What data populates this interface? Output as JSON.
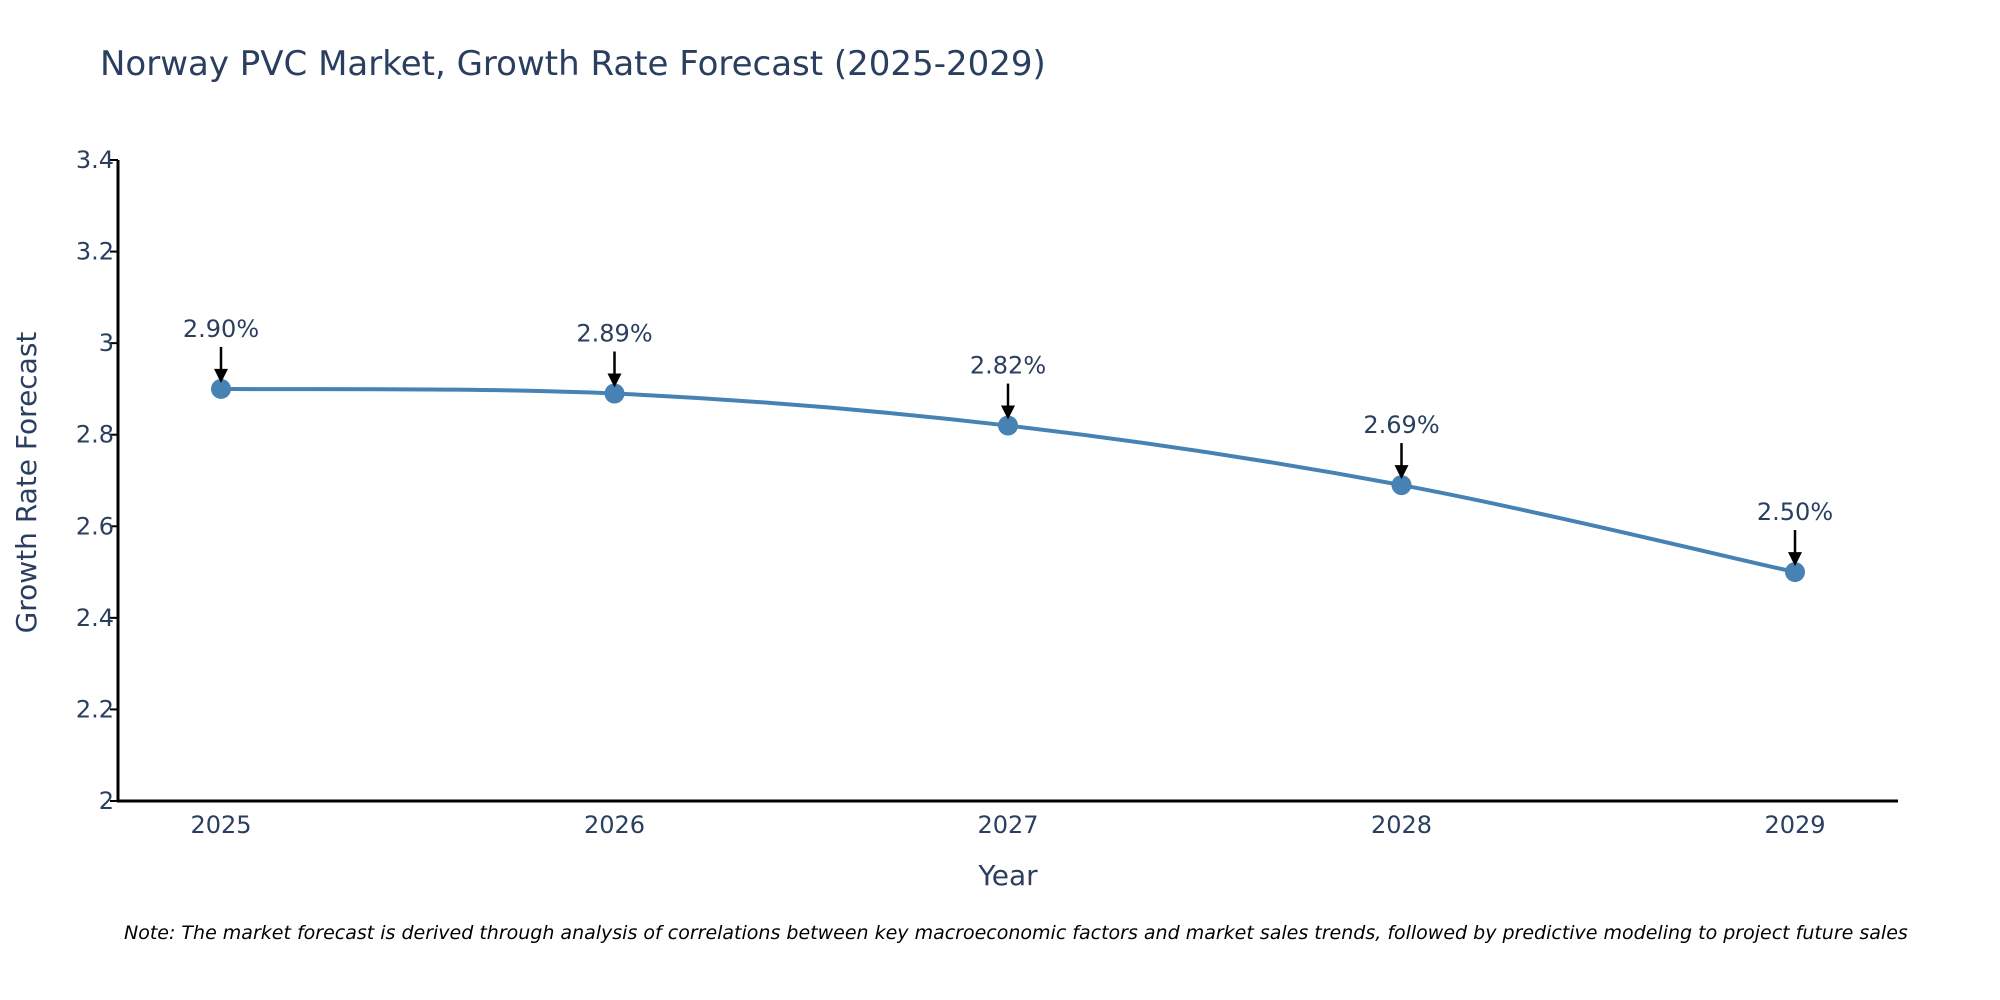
{
  "chart_data": {
    "type": "line",
    "title": "Norway PVC Market, Growth Rate Forecast (2025-2029)",
    "xlabel": "Year",
    "ylabel": "Growth Rate Forecast",
    "categories": [
      "2025",
      "2026",
      "2027",
      "2028",
      "2029"
    ],
    "series": [
      {
        "name": "Growth Rate Forecast",
        "values": [
          2.9,
          2.89,
          2.82,
          2.69,
          2.5
        ],
        "labels": [
          "2.90%",
          "2.89%",
          "2.82%",
          "2.69%",
          "2.50%"
        ]
      }
    ],
    "ylim": [
      2,
      3.4
    ],
    "yticks": [
      2,
      2.2,
      2.4,
      2.6,
      2.8,
      3,
      3.2,
      3.4
    ],
    "ytick_labels": [
      "2",
      "2.2",
      "2.4",
      "2.6",
      "2.8",
      "3",
      "3.2",
      "3.4"
    ],
    "grid": false,
    "line_shape": "spline"
  },
  "note": "Note: The market forecast is derived through analysis of correlations between key macroeconomic factors and market sales trends, followed by predictive modeling to project future sales",
  "colors": {
    "line": "#4682b4",
    "marker": "#4682b4",
    "text": "#2a3f5f",
    "axis": "#000000",
    "arrow": "#000000"
  }
}
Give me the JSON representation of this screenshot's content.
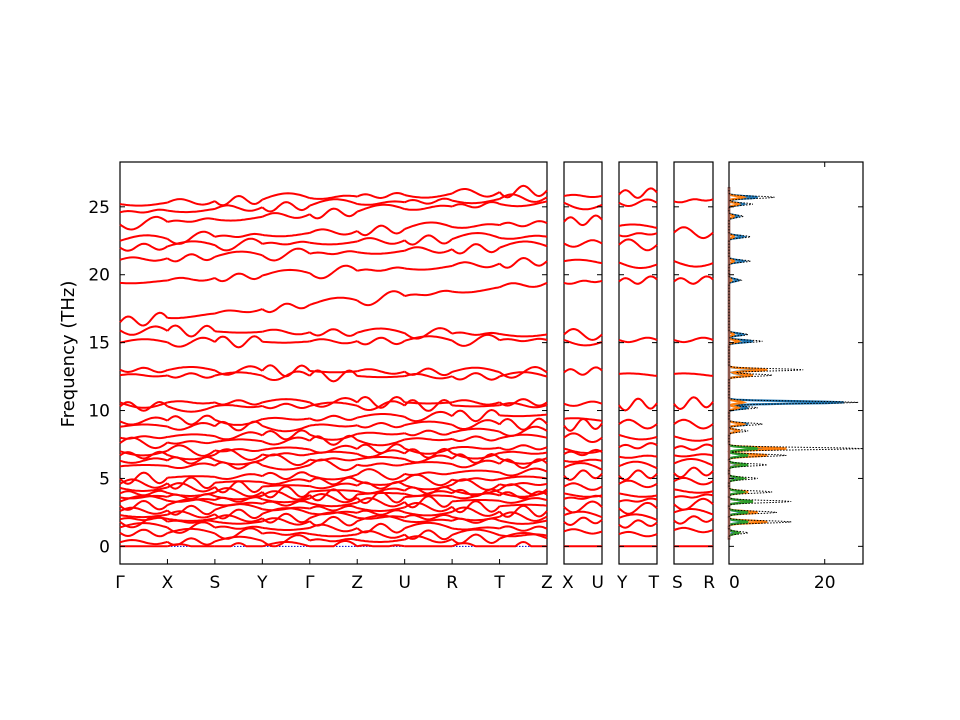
{
  "chart_data": {
    "type": "line",
    "ylabel": "Frequency (THz)",
    "ylim": [
      -1.3,
      28.3
    ],
    "yticks": [
      0,
      5,
      10,
      15,
      20,
      25
    ],
    "grid": false,
    "band_color": "#ff0000",
    "zero_line_color": "#0000cc",
    "panels": [
      {
        "id": "main",
        "xticks": [
          "Γ",
          "X",
          "S",
          "Y",
          "Γ",
          "Z",
          "U",
          "R",
          "T",
          "Z"
        ],
        "bands_left": [
          0,
          0.3,
          1.0,
          1.4,
          1.8,
          2.0,
          2.3,
          2.6,
          3.0,
          3.3,
          3.6,
          3.9,
          4.3,
          4.6,
          5.0,
          5.9,
          6.3,
          6.7,
          7.0,
          7.6,
          8.0,
          8.8,
          9.2,
          10.3,
          10.6,
          12.6,
          13.0,
          15.0,
          15.9,
          16.5,
          19.4,
          21.1,
          22.0,
          22.5,
          23.7,
          24.6,
          25.2,
          25.6
        ],
        "bands_right": [
          0,
          0.6,
          0.8,
          1.3,
          1.9,
          2.2,
          2.6,
          3.0,
          3.4,
          3.8,
          4.0,
          4.2,
          4.6,
          5.0,
          5.5,
          6.1,
          6.5,
          6.9,
          7.3,
          8.0,
          8.5,
          9.0,
          9.7,
          10.4,
          10.6,
          12.5,
          12.8,
          15.2,
          15.6,
          19.4,
          21.0,
          22.1,
          22.8,
          23.8,
          25.4,
          25.7,
          26.2
        ]
      },
      {
        "id": "XU",
        "xticks": [
          "X",
          "U"
        ],
        "bands": [
          0,
          1.1,
          1.8,
          2.3,
          2.9,
          3.5,
          3.9,
          4.4,
          5.2,
          5.8,
          6.3,
          6.8,
          7.2,
          8.0,
          8.9,
          9.4,
          10.5,
          12.8,
          15.2,
          15.6,
          19.4,
          21.0,
          22.3,
          23.9,
          25.3,
          25.8
        ]
      },
      {
        "id": "YT",
        "xticks": [
          "Y",
          "T"
        ],
        "bands": [
          0,
          0.9,
          1.6,
          2.1,
          2.8,
          3.3,
          3.9,
          4.6,
          5.2,
          5.9,
          6.6,
          7.3,
          8.2,
          9.0,
          10.4,
          12.7,
          15.2,
          19.5,
          20.9,
          22.2,
          22.9,
          23.6,
          25.3,
          25.9
        ]
      },
      {
        "id": "SR",
        "xticks": [
          "S",
          "R"
        ],
        "bands": [
          0,
          1.2,
          1.9,
          2.5,
          3.1,
          3.6,
          4.2,
          4.8,
          5.4,
          6.1,
          6.7,
          7.2,
          8.1,
          9.0,
          10.5,
          12.7,
          15.2,
          19.5,
          21.0,
          23.1,
          25.4
        ]
      }
    ],
    "dos": {
      "xticks": [
        0,
        20
      ],
      "xlim": [
        0,
        28
      ],
      "series_colors": [
        "#1f77b4",
        "#ff7f0e",
        "#2ca02c",
        "#d62728",
        "#9467bd",
        "#8c564b"
      ],
      "total_line_color": "#000000",
      "peaks": [
        {
          "f": 25.7,
          "total": 9.5,
          "part": [
            6,
            3
          ]
        },
        {
          "f": 25.2,
          "total": 5,
          "part": [
            3,
            2
          ]
        },
        {
          "f": 24.3,
          "total": 3,
          "part": [
            2,
            1
          ]
        },
        {
          "f": 22.8,
          "total": 4.5,
          "part": [
            3,
            1
          ]
        },
        {
          "f": 21.0,
          "total": 4.5,
          "part": [
            3,
            1
          ]
        },
        {
          "f": 19.6,
          "total": 2.5,
          "part": [
            2,
            0.5
          ]
        },
        {
          "f": 15.6,
          "total": 4,
          "part": [
            3,
            1
          ]
        },
        {
          "f": 15.1,
          "total": 7,
          "part": [
            5,
            2
          ]
        },
        {
          "f": 13.0,
          "total": 15.5,
          "part": [
            6,
            8
          ]
        },
        {
          "f": 12.6,
          "total": 9,
          "part": [
            4,
            5
          ]
        },
        {
          "f": 10.6,
          "total": 27,
          "part": [
            24,
            3
          ]
        },
        {
          "f": 10.2,
          "total": 6,
          "part": [
            4,
            2
          ]
        },
        {
          "f": 9.0,
          "total": 7,
          "part": [
            4,
            3
          ]
        },
        {
          "f": 8.5,
          "total": 4,
          "part": [
            2,
            2
          ]
        },
        {
          "f": 7.2,
          "total": 28,
          "part": [
            8,
            12,
            6
          ]
        },
        {
          "f": 6.7,
          "total": 12,
          "part": [
            4,
            8,
            4
          ]
        },
        {
          "f": 6.0,
          "total": 8,
          "part": [
            2,
            3,
            4
          ]
        },
        {
          "f": 5.0,
          "total": 6,
          "part": [
            2,
            3,
            3
          ]
        },
        {
          "f": 4.0,
          "total": 9,
          "part": [
            3,
            4,
            3
          ]
        },
        {
          "f": 3.3,
          "total": 13,
          "part": [
            4,
            5,
            5
          ]
        },
        {
          "f": 2.5,
          "total": 10,
          "part": [
            3,
            6,
            4
          ]
        },
        {
          "f": 1.8,
          "total": 13,
          "part": [
            3,
            8,
            4
          ]
        },
        {
          "f": 1.0,
          "total": 4,
          "part": [
            1,
            2,
            2
          ]
        }
      ]
    }
  }
}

*What is being asked:* Copy every line above word for word and exclude the pictures.

*Solution to this task:*
What data populates this interface? Output as JSON.
{
  "chart_data": {
    "type": "line",
    "title": "Norway PVC Market, Growth Rate Forecast (2025-2029)",
    "xlabel": "Year",
    "ylabel": "Growth Rate Forecast",
    "categories": [
      "2025",
      "2026",
      "2027",
      "2028",
      "2029"
    ],
    "series": [
      {
        "name": "Growth Rate Forecast",
        "values": [
          2.9,
          2.89,
          2.82,
          2.69,
          2.5
        ],
        "labels": [
          "2.90%",
          "2.89%",
          "2.82%",
          "2.69%",
          "2.50%"
        ]
      }
    ],
    "ylim": [
      2,
      3.4
    ],
    "yticks": [
      2,
      2.2,
      2.4,
      2.6,
      2.8,
      3,
      3.2,
      3.4
    ],
    "ytick_labels": [
      "2",
      "2.2",
      "2.4",
      "2.6",
      "2.8",
      "3",
      "3.2",
      "3.4"
    ],
    "grid": false,
    "line_shape": "spline"
  },
  "note": "Note: The market forecast is derived through analysis of correlations between key macroeconomic factors and market sales trends, followed by predictive modeling to project future sales",
  "colors": {
    "line": "#4682b4",
    "marker": "#4682b4",
    "text": "#2a3f5f",
    "axis": "#000000",
    "arrow": "#000000"
  }
}
Give me the JSON representation of this screenshot's content.
{
  "chart_data": {
    "type": "line",
    "ylabel": "Frequency (THz)",
    "ylim": [
      -1.3,
      28.3
    ],
    "yticks": [
      0,
      5,
      10,
      15,
      20,
      25
    ],
    "grid": false,
    "band_color": "#ff0000",
    "zero_line_color": "#0000cc",
    "panels": [
      {
        "id": "main",
        "xticks": [
          "Γ",
          "X",
          "S",
          "Y",
          "Γ",
          "Z",
          "U",
          "R",
          "T",
          "Z"
        ],
        "bands_left": [
          0,
          0.3,
          1.0,
          1.4,
          1.8,
          2.0,
          2.3,
          2.6,
          3.0,
          3.3,
          3.6,
          3.9,
          4.3,
          4.6,
          5.0,
          5.9,
          6.3,
          6.7,
          7.0,
          7.6,
          8.0,
          8.8,
          9.2,
          10.3,
          10.6,
          12.6,
          13.0,
          15.0,
          15.9,
          16.5,
          19.4,
          21.1,
          22.0,
          22.5,
          23.7,
          24.6,
          25.2,
          25.6
        ],
        "bands_right": [
          0,
          0.6,
          0.8,
          1.3,
          1.9,
          2.2,
          2.6,
          3.0,
          3.4,
          3.8,
          4.0,
          4.2,
          4.6,
          5.0,
          5.5,
          6.1,
          6.5,
          6.9,
          7.3,
          8.0,
          8.5,
          9.0,
          9.7,
          10.4,
          10.6,
          12.5,
          12.8,
          15.2,
          15.6,
          19.4,
          21.0,
          22.1,
          22.8,
          23.8,
          25.4,
          25.7,
          26.2
        ]
      },
      {
        "id": "XU",
        "xticks": [
          "X",
          "U"
        ],
        "bands": [
          0,
          1.1,
          1.8,
          2.3,
          2.9,
          3.5,
          3.9,
          4.4,
          5.2,
          5.8,
          6.3,
          6.8,
          7.2,
          8.0,
          8.9,
          9.4,
          10.5,
          12.8,
          15.2,
          15.6,
          19.4,
          21.0,
          22.3,
          23.9,
          25.3,
          25.8
        ]
      },
      {
        "id": "YT",
        "xticks": [
          "Y",
          "T"
        ],
        "bands": [
          0,
          0.9,
          1.6,
          2.1,
          2.8,
          3.3,
          3.9,
          4.6,
          5.2,
          5.9,
          6.6,
          7.3,
          8.2,
          9.0,
          10.4,
          12.7,
          15.2,
          19.5,
          20.9,
          22.2,
          22.9,
          23.6,
          25.3,
          25.9
        ]
      },
      {
        "id": "SR",
        "xticks": [
          "S",
          "R"
        ],
        "bands": [
          0,
          1.2,
          1.9,
          2.5,
          3.1,
          3.6,
          4.2,
          4.8,
          5.4,
          6.1,
          6.7,
          7.2,
          8.1,
          9.0,
          10.5,
          12.7,
          15.2,
          19.5,
          21.0,
          23.1,
          25.4
        ]
      }
    ],
    "dos": {
      "xticks": [
        0,
        20
      ],
      "xlim": [
        0,
        28
      ],
      "series_colors": [
        "#1f77b4",
        "#ff7f0e",
        "#2ca02c",
        "#d62728",
        "#9467bd",
        "#8c564b"
      ],
      "total_line_color": "#000000",
      "peaks": [
        {
          "f": 25.7,
          "total": 9.5,
          "part": [
            6,
            3
          ]
        },
        {
          "f": 25.2,
          "total": 5,
          "part": [
            3,
            2
          ]
        },
        {
          "f": 24.3,
          "total": 3,
          "part": [
            2,
            1
          ]
        },
        {
          "f": 22.8,
          "total": 4.5,
          "part": [
            3,
            1
          ]
        },
        {
          "f": 21.0,
          "total": 4.5,
          "part": [
            3,
            1
          ]
        },
        {
          "f": 19.6,
          "total": 2.5,
          "part": [
            2,
            0.5
          ]
        },
        {
          "f": 15.6,
          "total": 4,
          "part": [
            3,
            1
          ]
        },
        {
          "f": 15.1,
          "total": 7,
          "part": [
            5,
            2
          ]
        },
        {
          "f": 13.0,
          "total": 15.5,
          "part": [
            6,
            8
          ]
        },
        {
          "f": 12.6,
          "total": 9,
          "part": [
            4,
            5
          ]
        },
        {
          "f": 10.6,
          "total": 27,
          "part": [
            24,
            3
          ]
        },
        {
          "f": 10.2,
          "total": 6,
          "part": [
            4,
            2
          ]
        },
        {
          "f": 9.0,
          "total": 7,
          "part": [
            4,
            3
          ]
        },
        {
          "f": 8.5,
          "total": 4,
          "part": [
            2,
            2
          ]
        },
        {
          "f": 7.2,
          "total": 28,
          "part": [
            8,
            12,
            6
          ]
        },
        {
          "f": 6.7,
          "total": 12,
          "part": [
            4,
            8,
            4
          ]
        },
        {
          "f": 6.0,
          "total": 8,
          "part": [
            2,
            3,
            4
          ]
        },
        {
          "f": 5.0,
          "total": 6,
          "part": [
            2,
            3,
            3
          ]
        },
        {
          "f": 4.0,
          "total": 9,
          "part": [
            3,
            4,
            3
          ]
        },
        {
          "f": 3.3,
          "total": 13,
          "part": [
            4,
            5,
            5
          ]
        },
        {
          "f": 2.5,
          "total": 10,
          "part": [
            3,
            6,
            4
          ]
        },
        {
          "f": 1.8,
          "total": 13,
          "part": [
            3,
            8,
            4
          ]
        },
        {
          "f": 1.0,
          "total": 4,
          "part": [
            1,
            2,
            2
          ]
        }
      ]
    }
  }
}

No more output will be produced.